Each line that includes the word "DEGERI" counts once; give the total and nothing more.

## START

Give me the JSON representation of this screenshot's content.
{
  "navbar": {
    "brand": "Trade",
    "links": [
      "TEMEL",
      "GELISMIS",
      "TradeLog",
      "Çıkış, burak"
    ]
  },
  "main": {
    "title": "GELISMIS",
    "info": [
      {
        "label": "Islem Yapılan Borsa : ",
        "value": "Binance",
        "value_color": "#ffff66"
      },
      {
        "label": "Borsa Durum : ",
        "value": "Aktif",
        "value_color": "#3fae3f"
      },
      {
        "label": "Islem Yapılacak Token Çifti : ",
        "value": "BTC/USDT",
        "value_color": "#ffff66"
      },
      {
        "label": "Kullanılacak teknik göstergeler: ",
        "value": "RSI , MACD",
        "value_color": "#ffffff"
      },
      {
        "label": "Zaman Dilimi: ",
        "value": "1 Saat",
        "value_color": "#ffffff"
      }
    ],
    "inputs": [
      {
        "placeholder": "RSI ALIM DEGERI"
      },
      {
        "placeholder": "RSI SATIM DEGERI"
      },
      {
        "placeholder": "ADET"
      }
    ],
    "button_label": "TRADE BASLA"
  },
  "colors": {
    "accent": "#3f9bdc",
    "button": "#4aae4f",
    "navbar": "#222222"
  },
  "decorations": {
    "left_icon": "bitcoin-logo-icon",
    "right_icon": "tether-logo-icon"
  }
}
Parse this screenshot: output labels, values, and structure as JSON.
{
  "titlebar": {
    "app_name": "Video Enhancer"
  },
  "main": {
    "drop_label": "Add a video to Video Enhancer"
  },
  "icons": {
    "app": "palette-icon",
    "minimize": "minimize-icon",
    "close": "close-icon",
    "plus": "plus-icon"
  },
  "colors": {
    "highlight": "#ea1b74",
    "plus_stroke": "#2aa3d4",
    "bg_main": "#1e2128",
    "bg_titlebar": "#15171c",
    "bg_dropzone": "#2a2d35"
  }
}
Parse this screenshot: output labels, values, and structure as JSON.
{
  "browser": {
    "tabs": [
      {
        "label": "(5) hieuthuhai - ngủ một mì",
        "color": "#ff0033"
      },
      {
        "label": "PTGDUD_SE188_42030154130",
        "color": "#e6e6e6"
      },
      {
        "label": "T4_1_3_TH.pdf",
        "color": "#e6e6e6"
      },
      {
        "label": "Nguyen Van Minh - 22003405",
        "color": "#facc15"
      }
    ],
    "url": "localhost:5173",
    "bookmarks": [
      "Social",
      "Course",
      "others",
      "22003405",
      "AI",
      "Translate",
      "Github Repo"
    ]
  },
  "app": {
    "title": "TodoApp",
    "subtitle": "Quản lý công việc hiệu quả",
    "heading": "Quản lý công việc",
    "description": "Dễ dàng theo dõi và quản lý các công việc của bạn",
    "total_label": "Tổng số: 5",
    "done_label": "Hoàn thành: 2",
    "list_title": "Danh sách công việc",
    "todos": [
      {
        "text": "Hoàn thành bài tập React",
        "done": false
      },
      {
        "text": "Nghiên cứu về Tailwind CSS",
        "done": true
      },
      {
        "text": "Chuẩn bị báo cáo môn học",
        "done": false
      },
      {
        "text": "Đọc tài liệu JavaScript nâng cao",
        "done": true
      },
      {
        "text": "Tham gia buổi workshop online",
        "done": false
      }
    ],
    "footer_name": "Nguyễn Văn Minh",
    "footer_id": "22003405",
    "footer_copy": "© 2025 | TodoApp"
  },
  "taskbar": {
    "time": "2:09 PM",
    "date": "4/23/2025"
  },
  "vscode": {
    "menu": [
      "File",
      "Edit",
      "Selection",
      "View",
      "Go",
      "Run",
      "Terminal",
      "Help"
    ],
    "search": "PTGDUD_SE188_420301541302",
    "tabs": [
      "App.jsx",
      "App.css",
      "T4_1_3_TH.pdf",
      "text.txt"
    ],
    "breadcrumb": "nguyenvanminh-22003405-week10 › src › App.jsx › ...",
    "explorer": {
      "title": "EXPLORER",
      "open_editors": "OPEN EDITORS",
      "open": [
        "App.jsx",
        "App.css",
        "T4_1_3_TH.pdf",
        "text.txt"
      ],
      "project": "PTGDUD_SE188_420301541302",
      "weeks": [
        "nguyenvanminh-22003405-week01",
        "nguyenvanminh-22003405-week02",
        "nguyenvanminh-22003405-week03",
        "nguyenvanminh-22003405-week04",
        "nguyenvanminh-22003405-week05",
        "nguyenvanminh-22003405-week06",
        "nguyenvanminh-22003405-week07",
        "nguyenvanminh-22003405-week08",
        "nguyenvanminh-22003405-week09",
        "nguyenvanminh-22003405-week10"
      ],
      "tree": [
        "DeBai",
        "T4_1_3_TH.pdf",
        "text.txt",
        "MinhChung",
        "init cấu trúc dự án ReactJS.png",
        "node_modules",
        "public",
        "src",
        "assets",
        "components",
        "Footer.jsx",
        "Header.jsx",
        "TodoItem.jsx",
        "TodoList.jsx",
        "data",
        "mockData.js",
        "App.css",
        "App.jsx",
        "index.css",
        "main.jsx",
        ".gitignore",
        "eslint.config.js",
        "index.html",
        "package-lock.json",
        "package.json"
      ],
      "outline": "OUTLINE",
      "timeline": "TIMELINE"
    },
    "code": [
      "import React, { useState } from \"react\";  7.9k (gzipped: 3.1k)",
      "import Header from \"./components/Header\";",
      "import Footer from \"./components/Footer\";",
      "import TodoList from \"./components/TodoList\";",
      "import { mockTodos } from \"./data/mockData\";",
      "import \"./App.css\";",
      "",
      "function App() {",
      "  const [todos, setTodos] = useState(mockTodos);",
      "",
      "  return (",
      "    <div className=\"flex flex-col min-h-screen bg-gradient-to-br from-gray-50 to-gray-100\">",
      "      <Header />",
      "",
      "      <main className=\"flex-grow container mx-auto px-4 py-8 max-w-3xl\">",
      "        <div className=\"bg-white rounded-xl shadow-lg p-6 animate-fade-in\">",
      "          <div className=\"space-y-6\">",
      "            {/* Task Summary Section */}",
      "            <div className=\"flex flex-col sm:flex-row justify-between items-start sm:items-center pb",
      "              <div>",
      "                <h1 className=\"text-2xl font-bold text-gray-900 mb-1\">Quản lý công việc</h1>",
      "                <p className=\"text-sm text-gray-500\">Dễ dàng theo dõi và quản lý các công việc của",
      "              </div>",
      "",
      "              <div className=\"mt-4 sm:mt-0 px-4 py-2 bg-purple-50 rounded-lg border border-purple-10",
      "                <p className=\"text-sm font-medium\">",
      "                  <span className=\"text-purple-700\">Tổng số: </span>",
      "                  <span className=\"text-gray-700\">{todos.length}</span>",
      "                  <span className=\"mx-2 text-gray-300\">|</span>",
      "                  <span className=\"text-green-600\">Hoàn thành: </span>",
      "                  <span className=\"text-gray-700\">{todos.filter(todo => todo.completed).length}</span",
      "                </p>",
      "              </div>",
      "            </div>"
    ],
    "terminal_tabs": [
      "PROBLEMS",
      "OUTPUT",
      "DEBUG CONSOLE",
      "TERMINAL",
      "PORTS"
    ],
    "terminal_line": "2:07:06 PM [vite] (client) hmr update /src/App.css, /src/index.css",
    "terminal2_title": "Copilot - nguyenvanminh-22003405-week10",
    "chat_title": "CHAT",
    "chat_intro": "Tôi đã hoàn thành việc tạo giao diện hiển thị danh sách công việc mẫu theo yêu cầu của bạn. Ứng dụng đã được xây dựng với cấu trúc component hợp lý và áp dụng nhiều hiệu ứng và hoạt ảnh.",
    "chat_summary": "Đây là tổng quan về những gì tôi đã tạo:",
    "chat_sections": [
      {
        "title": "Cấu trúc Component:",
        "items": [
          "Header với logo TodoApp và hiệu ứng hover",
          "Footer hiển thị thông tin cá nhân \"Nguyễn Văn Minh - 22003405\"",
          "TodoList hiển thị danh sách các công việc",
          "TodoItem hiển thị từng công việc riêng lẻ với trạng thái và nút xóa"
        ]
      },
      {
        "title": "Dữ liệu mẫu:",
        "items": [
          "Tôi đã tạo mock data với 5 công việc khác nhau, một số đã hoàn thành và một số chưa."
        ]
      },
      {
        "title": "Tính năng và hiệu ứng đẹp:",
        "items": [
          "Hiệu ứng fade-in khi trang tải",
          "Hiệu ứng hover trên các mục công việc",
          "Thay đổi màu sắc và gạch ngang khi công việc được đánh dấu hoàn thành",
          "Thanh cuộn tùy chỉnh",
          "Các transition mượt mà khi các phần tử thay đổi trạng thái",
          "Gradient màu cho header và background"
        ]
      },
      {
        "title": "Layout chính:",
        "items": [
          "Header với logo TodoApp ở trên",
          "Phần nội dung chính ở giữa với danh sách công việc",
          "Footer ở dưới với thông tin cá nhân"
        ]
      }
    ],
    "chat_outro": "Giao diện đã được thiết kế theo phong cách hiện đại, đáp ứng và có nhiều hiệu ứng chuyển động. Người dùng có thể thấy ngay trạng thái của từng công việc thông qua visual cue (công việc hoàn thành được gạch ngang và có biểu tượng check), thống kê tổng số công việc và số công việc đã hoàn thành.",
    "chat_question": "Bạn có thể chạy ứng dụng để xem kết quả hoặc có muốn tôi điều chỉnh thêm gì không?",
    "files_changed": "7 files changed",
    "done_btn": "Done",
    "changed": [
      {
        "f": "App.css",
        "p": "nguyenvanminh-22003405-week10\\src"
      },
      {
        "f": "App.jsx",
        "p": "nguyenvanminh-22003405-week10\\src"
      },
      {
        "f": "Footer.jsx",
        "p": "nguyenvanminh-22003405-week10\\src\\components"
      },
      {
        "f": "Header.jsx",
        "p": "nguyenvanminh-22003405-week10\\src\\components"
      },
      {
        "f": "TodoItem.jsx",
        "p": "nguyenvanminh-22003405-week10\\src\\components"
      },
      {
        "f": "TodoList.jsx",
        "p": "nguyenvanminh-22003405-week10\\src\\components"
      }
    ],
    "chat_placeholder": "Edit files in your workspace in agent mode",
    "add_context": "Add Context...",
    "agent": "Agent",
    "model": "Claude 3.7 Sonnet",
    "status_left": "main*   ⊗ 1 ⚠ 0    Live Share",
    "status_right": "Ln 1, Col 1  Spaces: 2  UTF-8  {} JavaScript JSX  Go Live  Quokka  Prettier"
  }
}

## END

— WRITTEN RESPONSE —
2